§ Direction: Copy each line containing the word "Μακεδονίας" from the records that follow, please.

§ Provided material:
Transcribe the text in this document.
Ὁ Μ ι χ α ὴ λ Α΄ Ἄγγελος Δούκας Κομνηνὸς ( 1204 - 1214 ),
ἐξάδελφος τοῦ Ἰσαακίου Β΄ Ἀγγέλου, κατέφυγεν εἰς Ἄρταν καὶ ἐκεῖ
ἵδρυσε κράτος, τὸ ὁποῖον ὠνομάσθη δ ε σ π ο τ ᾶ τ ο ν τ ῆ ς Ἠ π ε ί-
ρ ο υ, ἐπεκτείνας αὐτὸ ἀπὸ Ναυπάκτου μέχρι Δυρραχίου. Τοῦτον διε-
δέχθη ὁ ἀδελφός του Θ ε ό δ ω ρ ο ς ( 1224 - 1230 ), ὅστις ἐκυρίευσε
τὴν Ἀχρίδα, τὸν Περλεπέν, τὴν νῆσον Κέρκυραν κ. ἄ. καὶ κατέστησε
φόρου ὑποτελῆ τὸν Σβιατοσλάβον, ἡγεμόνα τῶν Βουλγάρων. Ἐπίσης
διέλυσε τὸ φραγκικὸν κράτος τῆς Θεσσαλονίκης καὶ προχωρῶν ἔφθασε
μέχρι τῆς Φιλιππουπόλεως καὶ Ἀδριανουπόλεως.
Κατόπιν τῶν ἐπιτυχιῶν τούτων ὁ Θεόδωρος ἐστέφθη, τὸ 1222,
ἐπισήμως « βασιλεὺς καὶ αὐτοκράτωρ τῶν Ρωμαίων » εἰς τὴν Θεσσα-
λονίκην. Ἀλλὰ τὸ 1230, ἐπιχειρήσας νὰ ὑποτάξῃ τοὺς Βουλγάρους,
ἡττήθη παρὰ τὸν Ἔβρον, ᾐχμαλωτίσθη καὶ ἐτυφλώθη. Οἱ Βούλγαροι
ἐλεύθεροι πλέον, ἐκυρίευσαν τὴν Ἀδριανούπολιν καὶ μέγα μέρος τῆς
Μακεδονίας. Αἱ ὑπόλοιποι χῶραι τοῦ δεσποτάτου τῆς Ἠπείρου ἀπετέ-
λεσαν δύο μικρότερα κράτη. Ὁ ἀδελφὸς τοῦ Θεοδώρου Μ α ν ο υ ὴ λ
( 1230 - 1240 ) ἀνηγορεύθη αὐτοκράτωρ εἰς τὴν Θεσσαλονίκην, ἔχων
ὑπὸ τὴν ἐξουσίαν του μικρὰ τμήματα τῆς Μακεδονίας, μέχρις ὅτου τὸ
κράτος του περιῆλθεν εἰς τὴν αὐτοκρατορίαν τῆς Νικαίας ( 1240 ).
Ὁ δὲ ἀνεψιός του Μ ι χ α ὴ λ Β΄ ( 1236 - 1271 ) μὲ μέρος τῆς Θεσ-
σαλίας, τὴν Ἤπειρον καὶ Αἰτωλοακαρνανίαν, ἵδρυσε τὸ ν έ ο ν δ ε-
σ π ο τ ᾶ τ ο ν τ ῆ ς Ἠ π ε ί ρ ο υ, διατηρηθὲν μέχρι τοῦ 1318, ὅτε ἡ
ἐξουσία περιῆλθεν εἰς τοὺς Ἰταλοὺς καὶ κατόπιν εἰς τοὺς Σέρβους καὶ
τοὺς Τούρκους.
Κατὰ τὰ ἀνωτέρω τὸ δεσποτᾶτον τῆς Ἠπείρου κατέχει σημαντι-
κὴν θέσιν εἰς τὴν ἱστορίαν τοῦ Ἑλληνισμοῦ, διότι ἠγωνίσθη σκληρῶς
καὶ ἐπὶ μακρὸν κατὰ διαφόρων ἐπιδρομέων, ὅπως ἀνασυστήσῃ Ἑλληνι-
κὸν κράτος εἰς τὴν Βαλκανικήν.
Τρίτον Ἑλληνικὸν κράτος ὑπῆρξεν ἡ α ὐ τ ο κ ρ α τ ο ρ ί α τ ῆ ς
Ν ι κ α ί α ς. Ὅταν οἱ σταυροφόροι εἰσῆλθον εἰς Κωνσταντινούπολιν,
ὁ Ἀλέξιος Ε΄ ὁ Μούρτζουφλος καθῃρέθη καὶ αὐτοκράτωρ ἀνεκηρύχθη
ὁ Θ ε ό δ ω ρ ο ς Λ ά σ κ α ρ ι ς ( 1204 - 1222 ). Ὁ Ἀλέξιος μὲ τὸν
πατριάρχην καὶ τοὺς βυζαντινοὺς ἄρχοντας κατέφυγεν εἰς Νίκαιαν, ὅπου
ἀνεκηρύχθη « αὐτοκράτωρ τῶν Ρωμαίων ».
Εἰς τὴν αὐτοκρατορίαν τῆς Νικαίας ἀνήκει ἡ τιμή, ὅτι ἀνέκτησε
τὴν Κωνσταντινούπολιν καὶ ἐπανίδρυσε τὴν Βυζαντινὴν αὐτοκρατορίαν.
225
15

§ Completed task:
Μακεδονίας. Αἱ ὑπόλοιποι χῶραι τοῦ δεσποτάτου τῆς Ἠπείρου ἀπετέ-
ὑπὸ τὴν ἐξουσίαν του μικρὰ τμήματα τῆς Μακεδονίας, μέχρις ὅτου τὸ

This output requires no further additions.